Stated problem: Reproduce the items from the line containing "node-label: Controller [157, 228, 214, 243]" through the line containing "well [383, 103, 394, 113]", swapping "well" for "plate-well" everywhere it appears and leaving everything else unchanged.

Material to process:
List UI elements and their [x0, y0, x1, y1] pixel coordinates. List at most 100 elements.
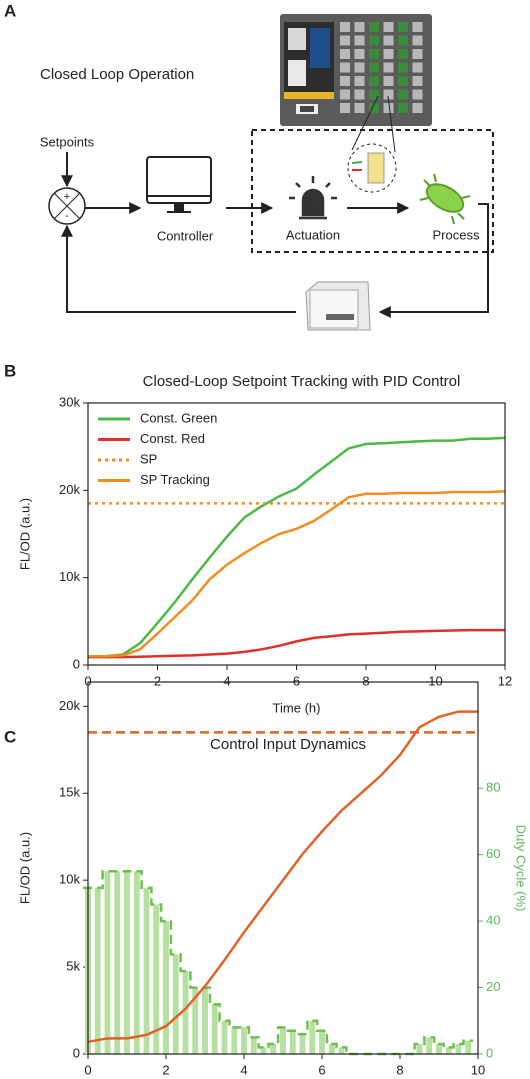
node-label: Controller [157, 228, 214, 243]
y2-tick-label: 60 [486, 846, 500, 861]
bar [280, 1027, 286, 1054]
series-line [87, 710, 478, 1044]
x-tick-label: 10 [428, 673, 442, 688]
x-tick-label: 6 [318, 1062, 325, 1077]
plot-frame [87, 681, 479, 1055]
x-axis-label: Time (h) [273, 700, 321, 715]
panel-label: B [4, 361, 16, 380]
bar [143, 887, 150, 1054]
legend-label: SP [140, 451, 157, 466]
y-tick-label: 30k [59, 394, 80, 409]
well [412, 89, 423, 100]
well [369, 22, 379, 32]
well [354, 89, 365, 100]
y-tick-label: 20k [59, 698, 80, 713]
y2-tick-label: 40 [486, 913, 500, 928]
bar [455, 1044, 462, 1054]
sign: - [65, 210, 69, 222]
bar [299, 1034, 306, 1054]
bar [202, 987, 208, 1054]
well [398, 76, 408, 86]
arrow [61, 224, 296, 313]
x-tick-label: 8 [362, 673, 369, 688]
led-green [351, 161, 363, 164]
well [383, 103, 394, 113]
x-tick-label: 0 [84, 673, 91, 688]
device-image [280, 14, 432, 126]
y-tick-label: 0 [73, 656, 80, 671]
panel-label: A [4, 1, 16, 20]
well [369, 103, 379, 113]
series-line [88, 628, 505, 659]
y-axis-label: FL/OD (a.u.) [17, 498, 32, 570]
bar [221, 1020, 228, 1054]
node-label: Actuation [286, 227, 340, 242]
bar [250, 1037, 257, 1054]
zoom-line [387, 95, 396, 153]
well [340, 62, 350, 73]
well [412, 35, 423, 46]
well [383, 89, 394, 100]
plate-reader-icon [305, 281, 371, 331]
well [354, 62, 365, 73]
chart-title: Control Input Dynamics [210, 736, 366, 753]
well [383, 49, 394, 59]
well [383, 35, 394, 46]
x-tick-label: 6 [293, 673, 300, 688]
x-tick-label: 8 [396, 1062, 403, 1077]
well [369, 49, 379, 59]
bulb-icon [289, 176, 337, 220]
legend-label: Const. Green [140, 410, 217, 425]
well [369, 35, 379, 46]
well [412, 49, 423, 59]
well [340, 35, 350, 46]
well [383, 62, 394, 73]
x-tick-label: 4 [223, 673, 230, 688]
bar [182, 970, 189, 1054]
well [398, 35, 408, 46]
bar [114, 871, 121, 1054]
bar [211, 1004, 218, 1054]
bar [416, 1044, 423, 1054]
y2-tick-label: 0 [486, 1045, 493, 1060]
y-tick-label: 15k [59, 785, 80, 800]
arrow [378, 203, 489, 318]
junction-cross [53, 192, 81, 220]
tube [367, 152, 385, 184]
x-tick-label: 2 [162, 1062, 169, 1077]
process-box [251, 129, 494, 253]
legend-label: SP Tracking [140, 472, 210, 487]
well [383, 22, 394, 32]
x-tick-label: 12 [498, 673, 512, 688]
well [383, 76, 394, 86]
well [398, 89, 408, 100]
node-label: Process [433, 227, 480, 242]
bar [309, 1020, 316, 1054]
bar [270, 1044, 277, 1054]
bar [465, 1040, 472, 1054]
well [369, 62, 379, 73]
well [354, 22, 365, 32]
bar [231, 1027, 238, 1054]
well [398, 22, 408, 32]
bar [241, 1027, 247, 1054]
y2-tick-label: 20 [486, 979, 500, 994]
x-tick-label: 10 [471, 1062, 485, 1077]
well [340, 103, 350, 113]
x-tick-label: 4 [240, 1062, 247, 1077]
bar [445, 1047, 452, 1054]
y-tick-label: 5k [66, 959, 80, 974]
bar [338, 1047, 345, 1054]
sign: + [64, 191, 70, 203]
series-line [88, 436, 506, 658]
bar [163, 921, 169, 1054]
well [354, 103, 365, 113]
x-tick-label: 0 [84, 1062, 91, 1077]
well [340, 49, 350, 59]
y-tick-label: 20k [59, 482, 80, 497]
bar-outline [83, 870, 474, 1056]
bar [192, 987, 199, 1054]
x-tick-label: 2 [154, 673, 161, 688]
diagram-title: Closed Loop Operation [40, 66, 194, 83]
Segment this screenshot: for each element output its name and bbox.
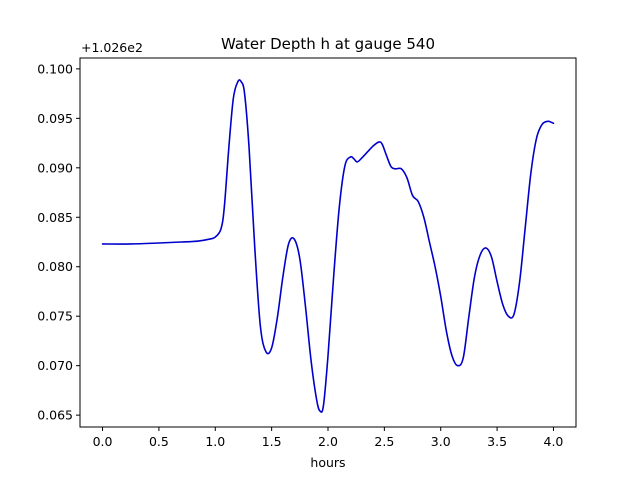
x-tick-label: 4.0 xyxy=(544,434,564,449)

Result of the exercise:
node-label: Controller [157, 228, 214, 243]
y2-tick-label: 60 [486, 846, 500, 861]
bar [280, 1027, 286, 1054]
series-line [87, 710, 478, 1044]
x-tick-label: 10 [428, 673, 442, 688]
x-tick-label: 6 [318, 1062, 325, 1077]
plot-frame [87, 681, 479, 1055]
x-axis-label: Time (h) [273, 700, 321, 715]
panel-label: B [4, 361, 16, 380]
bar [143, 887, 150, 1054]
legend-label: SP [140, 451, 157, 466]
y-tick-label: 30k [59, 394, 80, 409]
plate-well [412, 89, 423, 100]
plate-well [369, 22, 379, 32]
plate-well [354, 89, 365, 100]
y-tick-label: 20k [59, 698, 80, 713]
y2-tick-label: 40 [486, 913, 500, 928]
bar [455, 1044, 462, 1054]
sign: - [65, 210, 69, 222]
bar [299, 1034, 306, 1054]
bar [202, 987, 208, 1054]
plate-well [398, 76, 408, 86]
arrow [61, 224, 296, 313]
x-tick-label: 8 [362, 673, 369, 688]
led-green [351, 161, 363, 164]
plate-well [383, 103, 394, 113]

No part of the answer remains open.